Copy down every line where the string "action" shows up.

━━━━━ Task input ━━━━━

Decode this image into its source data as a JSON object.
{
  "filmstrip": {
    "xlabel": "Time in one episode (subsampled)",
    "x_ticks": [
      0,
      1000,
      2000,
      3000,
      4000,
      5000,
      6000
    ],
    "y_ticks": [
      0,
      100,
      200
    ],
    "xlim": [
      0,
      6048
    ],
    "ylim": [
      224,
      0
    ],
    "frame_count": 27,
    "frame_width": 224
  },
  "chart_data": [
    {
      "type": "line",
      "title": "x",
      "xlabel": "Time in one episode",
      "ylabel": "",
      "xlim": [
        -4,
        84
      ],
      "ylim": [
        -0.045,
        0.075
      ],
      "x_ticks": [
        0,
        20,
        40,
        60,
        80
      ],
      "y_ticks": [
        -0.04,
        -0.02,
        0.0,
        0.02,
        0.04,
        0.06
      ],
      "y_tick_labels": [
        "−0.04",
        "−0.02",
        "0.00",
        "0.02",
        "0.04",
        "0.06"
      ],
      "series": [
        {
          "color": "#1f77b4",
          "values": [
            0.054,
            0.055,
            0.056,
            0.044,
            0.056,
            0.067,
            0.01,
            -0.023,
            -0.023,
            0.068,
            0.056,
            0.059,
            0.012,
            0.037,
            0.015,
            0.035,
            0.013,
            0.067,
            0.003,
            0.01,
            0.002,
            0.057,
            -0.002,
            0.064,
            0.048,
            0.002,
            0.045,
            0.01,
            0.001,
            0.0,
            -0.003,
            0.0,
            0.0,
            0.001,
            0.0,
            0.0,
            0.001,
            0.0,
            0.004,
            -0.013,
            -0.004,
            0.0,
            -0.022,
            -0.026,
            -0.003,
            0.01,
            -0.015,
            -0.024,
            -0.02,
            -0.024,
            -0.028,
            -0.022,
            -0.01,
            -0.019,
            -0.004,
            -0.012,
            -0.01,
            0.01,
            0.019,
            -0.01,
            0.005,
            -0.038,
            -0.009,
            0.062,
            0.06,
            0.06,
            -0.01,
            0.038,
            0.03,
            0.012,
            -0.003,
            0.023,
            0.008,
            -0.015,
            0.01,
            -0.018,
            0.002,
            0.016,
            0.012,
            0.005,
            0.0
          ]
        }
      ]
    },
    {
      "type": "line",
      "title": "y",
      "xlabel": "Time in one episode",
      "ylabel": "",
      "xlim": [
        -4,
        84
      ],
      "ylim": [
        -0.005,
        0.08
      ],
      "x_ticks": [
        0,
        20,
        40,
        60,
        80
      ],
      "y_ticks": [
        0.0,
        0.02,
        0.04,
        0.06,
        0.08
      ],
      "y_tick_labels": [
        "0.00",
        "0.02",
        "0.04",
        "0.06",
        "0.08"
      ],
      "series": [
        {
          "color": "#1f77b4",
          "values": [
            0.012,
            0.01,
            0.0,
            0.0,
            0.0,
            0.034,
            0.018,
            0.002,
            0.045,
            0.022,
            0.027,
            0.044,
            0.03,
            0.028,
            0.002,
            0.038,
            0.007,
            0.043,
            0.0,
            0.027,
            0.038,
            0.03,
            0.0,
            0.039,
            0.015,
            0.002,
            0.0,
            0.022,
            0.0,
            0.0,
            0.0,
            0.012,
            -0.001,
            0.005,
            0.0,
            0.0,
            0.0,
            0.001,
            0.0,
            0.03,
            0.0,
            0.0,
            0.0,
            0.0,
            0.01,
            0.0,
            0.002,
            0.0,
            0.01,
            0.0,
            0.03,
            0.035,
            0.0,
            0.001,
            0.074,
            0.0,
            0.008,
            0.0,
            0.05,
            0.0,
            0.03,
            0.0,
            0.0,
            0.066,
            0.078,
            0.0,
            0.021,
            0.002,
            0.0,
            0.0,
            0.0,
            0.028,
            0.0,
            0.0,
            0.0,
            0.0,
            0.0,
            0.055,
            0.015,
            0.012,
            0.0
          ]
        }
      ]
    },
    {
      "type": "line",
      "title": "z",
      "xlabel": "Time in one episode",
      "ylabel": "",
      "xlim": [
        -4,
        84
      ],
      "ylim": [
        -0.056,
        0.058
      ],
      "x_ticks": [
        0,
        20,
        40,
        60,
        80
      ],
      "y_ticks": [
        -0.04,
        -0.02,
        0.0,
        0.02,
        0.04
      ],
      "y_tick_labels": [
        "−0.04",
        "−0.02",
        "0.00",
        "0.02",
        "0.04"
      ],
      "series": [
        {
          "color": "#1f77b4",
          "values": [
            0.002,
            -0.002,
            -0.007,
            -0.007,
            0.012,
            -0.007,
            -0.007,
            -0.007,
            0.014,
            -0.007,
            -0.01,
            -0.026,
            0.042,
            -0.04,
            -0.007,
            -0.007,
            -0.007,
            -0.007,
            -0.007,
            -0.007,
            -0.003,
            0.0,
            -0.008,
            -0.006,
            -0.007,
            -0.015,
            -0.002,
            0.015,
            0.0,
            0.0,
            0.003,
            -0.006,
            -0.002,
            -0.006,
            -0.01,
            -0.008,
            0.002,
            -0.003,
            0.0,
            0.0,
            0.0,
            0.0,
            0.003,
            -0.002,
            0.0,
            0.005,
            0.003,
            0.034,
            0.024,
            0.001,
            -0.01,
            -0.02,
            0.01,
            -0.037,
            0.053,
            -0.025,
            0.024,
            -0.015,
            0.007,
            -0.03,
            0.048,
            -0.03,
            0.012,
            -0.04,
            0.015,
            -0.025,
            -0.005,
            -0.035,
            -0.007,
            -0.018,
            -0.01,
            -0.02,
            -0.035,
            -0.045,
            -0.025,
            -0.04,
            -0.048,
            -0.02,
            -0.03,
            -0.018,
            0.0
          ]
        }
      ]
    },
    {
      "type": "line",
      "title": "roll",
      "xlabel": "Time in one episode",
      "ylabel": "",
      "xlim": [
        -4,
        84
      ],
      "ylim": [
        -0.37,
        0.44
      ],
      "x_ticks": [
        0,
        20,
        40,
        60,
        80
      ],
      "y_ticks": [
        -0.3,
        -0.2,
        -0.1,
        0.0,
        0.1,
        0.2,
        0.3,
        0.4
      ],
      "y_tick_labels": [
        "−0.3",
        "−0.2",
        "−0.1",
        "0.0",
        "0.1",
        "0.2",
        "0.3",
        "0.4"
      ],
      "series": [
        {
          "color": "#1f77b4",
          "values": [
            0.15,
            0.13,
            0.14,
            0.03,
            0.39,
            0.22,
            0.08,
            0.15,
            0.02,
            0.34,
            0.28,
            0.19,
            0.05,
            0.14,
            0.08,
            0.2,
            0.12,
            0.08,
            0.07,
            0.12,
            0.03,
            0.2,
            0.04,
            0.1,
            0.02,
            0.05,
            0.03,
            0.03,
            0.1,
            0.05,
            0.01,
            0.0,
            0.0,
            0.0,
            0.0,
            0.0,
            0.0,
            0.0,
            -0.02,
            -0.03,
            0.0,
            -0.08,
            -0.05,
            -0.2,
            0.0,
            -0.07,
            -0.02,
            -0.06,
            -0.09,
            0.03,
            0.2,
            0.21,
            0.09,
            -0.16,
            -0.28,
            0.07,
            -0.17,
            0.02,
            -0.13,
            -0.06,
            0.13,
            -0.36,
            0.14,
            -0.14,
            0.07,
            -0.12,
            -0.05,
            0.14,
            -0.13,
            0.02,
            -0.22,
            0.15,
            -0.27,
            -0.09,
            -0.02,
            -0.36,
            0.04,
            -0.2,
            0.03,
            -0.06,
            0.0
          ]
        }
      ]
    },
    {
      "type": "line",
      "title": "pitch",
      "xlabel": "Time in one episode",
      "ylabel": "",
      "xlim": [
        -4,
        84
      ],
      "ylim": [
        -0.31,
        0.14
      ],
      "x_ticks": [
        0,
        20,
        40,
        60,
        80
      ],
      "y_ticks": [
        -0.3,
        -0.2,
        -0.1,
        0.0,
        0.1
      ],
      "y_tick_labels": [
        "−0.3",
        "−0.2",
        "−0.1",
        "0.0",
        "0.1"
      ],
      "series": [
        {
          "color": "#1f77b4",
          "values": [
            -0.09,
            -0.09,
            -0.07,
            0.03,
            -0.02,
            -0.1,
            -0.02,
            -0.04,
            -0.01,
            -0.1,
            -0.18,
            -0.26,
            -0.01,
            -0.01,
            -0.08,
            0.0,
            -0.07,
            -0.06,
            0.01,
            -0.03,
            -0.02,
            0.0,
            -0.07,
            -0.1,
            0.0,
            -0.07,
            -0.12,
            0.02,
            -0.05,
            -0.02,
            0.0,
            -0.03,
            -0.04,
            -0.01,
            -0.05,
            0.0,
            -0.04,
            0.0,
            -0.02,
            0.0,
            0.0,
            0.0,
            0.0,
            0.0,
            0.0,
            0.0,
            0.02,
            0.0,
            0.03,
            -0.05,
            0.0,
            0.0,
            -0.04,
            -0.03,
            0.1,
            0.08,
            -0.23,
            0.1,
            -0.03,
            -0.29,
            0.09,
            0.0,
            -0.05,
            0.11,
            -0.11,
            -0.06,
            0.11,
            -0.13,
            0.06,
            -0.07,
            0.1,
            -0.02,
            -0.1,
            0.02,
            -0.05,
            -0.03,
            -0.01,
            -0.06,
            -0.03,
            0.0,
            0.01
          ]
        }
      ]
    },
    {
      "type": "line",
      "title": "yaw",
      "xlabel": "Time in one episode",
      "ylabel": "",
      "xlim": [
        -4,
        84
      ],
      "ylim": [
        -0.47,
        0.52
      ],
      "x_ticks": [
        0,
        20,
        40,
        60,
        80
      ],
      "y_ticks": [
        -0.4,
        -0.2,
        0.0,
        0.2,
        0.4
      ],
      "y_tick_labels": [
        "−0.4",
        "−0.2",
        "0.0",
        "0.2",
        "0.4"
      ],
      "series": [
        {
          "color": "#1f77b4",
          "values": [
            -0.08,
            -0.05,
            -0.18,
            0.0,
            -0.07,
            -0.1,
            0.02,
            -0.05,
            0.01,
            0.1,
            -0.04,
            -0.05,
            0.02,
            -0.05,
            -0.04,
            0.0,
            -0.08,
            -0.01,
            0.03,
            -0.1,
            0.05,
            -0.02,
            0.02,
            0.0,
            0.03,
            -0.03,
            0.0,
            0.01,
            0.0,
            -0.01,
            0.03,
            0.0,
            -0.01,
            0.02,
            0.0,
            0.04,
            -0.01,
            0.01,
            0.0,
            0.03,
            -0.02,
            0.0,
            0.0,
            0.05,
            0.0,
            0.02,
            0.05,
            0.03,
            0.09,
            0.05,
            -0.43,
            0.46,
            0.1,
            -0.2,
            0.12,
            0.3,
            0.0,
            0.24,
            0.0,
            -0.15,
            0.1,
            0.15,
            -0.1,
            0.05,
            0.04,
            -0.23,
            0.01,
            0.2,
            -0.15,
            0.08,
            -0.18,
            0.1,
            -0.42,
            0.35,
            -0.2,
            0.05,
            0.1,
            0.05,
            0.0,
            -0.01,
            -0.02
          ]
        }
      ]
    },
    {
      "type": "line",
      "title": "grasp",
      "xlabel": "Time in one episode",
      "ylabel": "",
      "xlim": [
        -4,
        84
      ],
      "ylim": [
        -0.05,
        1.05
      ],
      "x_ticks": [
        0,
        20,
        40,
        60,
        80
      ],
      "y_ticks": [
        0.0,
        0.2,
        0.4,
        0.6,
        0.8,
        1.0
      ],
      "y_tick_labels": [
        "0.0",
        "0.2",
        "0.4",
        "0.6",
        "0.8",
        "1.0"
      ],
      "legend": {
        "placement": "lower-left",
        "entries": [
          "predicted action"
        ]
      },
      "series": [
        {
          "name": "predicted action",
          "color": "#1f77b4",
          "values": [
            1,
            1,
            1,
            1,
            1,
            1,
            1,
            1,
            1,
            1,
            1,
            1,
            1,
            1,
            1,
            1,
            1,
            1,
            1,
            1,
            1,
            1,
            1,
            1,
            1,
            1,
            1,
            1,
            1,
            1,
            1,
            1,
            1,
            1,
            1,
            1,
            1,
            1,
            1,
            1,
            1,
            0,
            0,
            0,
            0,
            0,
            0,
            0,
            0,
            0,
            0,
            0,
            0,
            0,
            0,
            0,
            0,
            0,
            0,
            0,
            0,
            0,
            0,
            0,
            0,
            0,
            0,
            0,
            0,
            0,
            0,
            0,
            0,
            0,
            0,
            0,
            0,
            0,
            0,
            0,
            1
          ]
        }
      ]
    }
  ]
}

━━━━━

§ **Solution to the exercise**
          "predicted action"
          "name": "predicted action",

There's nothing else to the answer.